→ **Your task**: Repeat the listing in full, word for word.

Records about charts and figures
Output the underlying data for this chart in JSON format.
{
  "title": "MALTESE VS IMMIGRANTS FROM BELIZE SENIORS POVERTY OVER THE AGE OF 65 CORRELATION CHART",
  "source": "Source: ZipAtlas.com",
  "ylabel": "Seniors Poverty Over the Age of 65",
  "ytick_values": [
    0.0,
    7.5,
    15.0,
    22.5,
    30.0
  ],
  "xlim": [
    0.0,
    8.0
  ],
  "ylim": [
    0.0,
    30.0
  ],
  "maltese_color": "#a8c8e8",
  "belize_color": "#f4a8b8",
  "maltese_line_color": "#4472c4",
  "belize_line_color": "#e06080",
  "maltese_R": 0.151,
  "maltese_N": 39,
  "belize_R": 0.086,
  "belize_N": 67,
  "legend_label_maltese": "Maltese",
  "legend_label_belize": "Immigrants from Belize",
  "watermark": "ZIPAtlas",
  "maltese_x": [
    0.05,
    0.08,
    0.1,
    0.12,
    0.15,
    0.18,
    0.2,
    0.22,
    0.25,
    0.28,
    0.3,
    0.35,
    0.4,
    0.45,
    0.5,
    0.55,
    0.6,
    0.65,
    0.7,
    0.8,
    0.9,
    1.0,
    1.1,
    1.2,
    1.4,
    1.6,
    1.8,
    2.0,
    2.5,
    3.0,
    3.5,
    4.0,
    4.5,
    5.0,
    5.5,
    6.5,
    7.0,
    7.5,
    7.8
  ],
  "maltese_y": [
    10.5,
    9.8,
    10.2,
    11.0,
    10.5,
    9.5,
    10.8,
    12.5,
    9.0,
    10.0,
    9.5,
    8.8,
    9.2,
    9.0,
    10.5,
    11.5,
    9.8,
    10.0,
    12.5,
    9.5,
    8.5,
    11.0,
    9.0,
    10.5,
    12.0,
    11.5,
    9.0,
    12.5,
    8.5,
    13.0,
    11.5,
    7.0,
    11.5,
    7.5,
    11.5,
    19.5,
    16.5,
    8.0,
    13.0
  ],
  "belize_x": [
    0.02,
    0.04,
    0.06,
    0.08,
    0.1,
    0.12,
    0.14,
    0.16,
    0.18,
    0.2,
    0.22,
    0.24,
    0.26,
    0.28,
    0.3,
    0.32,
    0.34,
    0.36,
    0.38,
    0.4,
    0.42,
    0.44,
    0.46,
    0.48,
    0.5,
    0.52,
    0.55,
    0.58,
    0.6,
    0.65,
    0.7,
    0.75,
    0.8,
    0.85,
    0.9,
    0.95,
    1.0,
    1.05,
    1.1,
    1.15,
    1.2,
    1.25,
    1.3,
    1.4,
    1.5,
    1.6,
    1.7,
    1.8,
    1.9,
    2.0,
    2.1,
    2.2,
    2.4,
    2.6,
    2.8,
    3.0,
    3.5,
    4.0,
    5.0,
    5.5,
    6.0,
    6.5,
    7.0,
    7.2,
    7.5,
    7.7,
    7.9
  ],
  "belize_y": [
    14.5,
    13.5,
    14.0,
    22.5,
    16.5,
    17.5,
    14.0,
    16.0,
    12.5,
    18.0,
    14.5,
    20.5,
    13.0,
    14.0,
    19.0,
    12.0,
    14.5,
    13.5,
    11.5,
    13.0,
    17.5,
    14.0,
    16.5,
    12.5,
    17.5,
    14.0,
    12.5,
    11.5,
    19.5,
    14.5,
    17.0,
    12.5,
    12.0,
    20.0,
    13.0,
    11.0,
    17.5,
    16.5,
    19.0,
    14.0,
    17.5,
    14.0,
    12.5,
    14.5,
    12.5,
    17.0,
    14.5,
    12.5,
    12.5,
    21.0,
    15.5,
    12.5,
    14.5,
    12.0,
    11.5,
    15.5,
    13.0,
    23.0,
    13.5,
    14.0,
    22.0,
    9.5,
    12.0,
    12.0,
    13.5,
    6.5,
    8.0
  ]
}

→ **Task answer**:
Output the underlying data for this chart in JSON format.
{
  "title": "MALTESE VS IMMIGRANTS FROM BELIZE SENIORS POVERTY OVER THE AGE OF 65 CORRELATION CHART",
  "source": "Source: ZipAtlas.com",
  "ylabel": "Seniors Poverty Over the Age of 65",
  "ytick_values": [
    0.0,
    7.5,
    15.0,
    22.5,
    30.0
  ],
  "xlim": [
    0.0,
    8.0
  ],
  "ylim": [
    0.0,
    30.0
  ],
  "maltese_color": "#a8c8e8",
  "belize_color": "#f4a8b8",
  "maltese_line_color": "#4472c4",
  "belize_line_color": "#e06080",
  "maltese_R": 0.151,
  "maltese_N": 39,
  "belize_R": 0.086,
  "belize_N": 67,
  "legend_label_maltese": "Maltese",
  "legend_label_belize": "Immigrants from Belize",
  "watermark": "ZIPAtlas",
  "maltese_x": [
    0.05,
    0.08,
    0.1,
    0.12,
    0.15,
    0.18,
    0.2,
    0.22,
    0.25,
    0.28,
    0.3,
    0.35,
    0.4,
    0.45,
    0.5,
    0.55,
    0.6,
    0.65,
    0.7,
    0.8,
    0.9,
    1.0,
    1.1,
    1.2,
    1.4,
    1.6,
    1.8,
    2.0,
    2.5,
    3.0,
    3.5,
    4.0,
    4.5,
    5.0,
    5.5,
    6.5,
    7.0,
    7.5,
    7.8
  ],
  "maltese_y": [
    10.5,
    9.8,
    10.2,
    11.0,
    10.5,
    9.5,
    10.8,
    12.5,
    9.0,
    10.0,
    9.5,
    8.8,
    9.2,
    9.0,
    10.5,
    11.5,
    9.8,
    10.0,
    12.5,
    9.5,
    8.5,
    11.0,
    9.0,
    10.5,
    12.0,
    11.5,
    9.0,
    12.5,
    8.5,
    13.0,
    11.5,
    7.0,
    11.5,
    7.5,
    11.5,
    19.5,
    16.5,
    8.0,
    13.0
  ],
  "belize_x": [
    0.02,
    0.04,
    0.06,
    0.08,
    0.1,
    0.12,
    0.14,
    0.16,
    0.18,
    0.2,
    0.22,
    0.24,
    0.26,
    0.28,
    0.3,
    0.32,
    0.34,
    0.36,
    0.38,
    0.4,
    0.42,
    0.44,
    0.46,
    0.48,
    0.5,
    0.52,
    0.55,
    0.58,
    0.6,
    0.65,
    0.7,
    0.75,
    0.8,
    0.85,
    0.9,
    0.95,
    1.0,
    1.05,
    1.1,
    1.15,
    1.2,
    1.25,
    1.3,
    1.4,
    1.5,
    1.6,
    1.7,
    1.8,
    1.9,
    2.0,
    2.1,
    2.2,
    2.4,
    2.6,
    2.8,
    3.0,
    3.5,
    4.0,
    5.0,
    5.5,
    6.0,
    6.5,
    7.0,
    7.2,
    7.5,
    7.7,
    7.9
  ],
  "belize_y": [
    14.5,
    13.5,
    14.0,
    22.5,
    16.5,
    17.5,
    14.0,
    16.0,
    12.5,
    18.0,
    14.5,
    20.5,
    13.0,
    14.0,
    19.0,
    12.0,
    14.5,
    13.5,
    11.5,
    13.0,
    17.5,
    14.0,
    16.5,
    12.5,
    17.5,
    14.0,
    12.5,
    11.5,
    19.5,
    14.5,
    17.0,
    12.5,
    12.0,
    20.0,
    13.0,
    11.0,
    17.5,
    16.5,
    19.0,
    14.0,
    17.5,
    14.0,
    12.5,
    14.5,
    12.5,
    17.0,
    14.5,
    12.5,
    12.5,
    21.0,
    15.5,
    12.5,
    14.5,
    12.0,
    11.5,
    15.5,
    13.0,
    23.0,
    13.5,
    14.0,
    22.0,
    9.5,
    12.0,
    12.0,
    13.5,
    6.5,
    8.0
  ]
}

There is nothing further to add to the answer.